[Stored records]
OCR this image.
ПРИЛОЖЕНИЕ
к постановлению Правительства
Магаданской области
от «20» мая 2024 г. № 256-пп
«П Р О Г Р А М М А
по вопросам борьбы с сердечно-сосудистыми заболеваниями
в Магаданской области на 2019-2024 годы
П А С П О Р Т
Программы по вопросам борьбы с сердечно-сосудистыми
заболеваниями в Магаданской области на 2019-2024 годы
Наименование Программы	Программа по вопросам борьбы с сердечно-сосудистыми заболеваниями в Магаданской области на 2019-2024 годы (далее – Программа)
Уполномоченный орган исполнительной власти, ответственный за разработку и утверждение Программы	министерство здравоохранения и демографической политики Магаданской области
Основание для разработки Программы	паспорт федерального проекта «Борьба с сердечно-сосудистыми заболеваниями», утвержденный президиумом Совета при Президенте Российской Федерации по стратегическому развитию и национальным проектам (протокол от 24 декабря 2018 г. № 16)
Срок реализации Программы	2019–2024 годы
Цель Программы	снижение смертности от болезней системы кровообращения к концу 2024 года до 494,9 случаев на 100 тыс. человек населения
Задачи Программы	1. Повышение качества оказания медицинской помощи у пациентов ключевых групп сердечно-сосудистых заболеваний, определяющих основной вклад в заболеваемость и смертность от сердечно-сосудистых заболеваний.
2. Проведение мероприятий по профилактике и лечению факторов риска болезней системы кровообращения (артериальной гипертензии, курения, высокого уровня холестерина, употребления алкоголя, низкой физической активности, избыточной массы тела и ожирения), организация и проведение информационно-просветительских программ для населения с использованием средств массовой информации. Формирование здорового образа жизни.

§ Directive: Which lines in the data above contain "борьбы"? Show each one.

§ Problem solution:
по вопросам борьбы с сердечно-сосудистыми заболеваниями
Программы по вопросам борьбы с сердечно-сосудистыми
Наименование Программы	Программа по вопросам борьбы с сердечно-сосудистыми заболеваниями в Магаданской области на 2019-2024 годы (далее – Программа)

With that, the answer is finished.